Stored dataset items
## Begin

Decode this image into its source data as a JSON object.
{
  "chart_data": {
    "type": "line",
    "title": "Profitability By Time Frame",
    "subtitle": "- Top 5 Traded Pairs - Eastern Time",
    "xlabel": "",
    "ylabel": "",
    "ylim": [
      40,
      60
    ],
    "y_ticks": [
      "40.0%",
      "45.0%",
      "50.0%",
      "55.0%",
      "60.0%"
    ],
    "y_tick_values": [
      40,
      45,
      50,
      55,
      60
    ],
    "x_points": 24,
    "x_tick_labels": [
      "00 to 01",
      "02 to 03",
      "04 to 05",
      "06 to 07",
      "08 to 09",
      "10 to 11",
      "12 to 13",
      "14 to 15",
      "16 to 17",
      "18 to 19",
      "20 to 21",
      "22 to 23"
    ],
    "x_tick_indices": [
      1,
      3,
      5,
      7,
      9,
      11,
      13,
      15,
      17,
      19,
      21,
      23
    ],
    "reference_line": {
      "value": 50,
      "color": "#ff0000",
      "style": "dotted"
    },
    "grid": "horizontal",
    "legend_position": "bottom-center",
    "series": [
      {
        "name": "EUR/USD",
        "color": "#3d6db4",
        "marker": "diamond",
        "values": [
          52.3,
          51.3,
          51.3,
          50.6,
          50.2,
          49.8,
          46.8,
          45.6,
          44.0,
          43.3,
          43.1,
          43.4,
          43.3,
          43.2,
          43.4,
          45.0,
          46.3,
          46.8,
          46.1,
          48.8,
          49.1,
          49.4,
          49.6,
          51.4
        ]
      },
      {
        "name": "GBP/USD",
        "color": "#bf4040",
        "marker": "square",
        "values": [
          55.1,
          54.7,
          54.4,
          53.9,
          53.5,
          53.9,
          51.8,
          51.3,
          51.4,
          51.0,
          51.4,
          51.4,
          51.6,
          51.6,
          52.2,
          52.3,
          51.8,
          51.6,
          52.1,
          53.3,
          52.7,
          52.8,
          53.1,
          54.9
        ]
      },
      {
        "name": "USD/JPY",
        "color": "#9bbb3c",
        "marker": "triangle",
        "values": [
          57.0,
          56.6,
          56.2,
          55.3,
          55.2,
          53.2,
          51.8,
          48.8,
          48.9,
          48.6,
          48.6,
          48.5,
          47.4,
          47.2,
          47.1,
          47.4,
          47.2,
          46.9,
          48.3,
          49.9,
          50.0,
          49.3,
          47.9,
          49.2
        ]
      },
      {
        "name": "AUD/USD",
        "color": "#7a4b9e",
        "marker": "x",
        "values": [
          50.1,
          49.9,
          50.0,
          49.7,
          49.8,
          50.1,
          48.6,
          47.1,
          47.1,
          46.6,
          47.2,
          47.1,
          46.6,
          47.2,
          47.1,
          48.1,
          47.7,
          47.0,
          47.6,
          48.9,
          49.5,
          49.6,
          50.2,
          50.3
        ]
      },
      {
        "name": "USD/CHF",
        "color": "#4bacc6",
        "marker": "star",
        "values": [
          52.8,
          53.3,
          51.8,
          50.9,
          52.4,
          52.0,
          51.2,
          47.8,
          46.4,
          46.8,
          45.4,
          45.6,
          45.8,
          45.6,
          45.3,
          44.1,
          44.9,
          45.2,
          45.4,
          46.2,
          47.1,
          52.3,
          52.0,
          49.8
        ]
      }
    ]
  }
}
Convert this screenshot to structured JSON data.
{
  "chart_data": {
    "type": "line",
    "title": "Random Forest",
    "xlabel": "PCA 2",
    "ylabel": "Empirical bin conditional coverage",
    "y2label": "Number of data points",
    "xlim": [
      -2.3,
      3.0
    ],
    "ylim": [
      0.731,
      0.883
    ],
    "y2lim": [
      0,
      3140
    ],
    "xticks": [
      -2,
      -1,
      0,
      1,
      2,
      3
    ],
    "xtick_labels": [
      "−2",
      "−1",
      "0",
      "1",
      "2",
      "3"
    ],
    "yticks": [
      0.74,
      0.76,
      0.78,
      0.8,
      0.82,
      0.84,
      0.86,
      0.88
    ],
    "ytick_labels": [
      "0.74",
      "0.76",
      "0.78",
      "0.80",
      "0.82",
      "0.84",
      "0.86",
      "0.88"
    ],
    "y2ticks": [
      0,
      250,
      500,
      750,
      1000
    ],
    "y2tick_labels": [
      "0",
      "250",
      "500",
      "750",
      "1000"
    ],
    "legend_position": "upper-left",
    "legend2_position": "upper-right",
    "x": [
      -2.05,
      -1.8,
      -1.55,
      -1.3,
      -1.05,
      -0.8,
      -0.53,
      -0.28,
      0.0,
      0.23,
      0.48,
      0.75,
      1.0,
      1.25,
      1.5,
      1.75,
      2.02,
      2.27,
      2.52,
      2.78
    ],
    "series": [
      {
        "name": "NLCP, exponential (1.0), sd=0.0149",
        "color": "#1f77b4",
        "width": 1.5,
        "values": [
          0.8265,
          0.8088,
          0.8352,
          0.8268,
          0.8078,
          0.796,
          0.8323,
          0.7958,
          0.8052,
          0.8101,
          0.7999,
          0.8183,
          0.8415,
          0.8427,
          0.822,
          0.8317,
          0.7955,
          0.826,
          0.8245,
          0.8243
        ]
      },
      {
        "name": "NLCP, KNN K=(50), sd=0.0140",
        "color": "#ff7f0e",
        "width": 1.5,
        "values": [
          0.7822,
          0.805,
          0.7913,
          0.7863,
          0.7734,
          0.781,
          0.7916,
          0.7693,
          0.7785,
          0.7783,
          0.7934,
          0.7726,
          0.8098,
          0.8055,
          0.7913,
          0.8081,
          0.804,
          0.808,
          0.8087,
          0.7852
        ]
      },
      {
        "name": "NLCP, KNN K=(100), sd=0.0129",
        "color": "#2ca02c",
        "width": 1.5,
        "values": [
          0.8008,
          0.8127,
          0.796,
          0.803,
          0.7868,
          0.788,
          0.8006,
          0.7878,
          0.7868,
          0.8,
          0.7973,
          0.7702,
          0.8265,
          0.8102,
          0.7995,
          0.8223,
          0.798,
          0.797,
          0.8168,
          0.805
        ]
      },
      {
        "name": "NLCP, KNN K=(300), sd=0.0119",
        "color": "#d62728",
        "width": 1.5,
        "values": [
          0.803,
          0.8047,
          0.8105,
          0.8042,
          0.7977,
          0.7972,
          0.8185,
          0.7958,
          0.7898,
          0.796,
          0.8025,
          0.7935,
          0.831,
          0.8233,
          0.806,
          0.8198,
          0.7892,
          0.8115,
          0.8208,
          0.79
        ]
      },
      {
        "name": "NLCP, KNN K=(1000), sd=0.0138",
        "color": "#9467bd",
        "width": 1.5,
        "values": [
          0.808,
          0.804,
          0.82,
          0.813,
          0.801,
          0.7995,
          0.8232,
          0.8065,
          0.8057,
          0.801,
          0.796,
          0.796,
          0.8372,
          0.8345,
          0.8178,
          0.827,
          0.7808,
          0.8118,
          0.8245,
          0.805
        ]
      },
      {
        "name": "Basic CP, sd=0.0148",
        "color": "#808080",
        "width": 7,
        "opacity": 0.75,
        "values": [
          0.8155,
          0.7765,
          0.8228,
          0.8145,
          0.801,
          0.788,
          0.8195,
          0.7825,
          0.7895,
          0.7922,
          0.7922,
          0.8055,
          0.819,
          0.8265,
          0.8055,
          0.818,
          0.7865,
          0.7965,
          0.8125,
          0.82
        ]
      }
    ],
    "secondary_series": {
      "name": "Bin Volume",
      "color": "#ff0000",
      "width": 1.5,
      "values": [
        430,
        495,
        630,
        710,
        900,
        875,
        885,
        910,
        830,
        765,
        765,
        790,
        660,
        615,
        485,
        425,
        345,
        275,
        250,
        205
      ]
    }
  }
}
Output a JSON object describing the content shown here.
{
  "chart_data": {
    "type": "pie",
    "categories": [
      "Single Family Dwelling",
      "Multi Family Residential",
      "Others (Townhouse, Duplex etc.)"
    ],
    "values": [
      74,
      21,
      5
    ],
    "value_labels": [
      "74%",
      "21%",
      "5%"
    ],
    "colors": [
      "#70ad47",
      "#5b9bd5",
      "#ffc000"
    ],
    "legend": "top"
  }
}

## End

**WRITTEN PROBLEM**. Give back exactly the lines beginning at the one with "Output a JSON" and ending at the final line of the material; both boundary lines belong in it.

**RESPONSE TO THE TASK**.
Output a JSON object describing the content shown here.
{
  "chart_data": {
    "type": "pie",
    "categories": [
      "Single Family Dwelling",
      "Multi Family Residential",
      "Others (Townhouse, Duplex etc.)"
    ],
    "values": [
      74,
      21,
      5
    ],
    "value_labels": [
      "74%",
      "21%",
      "5%"
    ],
    "colors": [
      "#70ad47",
      "#5b9bd5",
      "#ffc000"
    ],
    "legend": "top"
  }
}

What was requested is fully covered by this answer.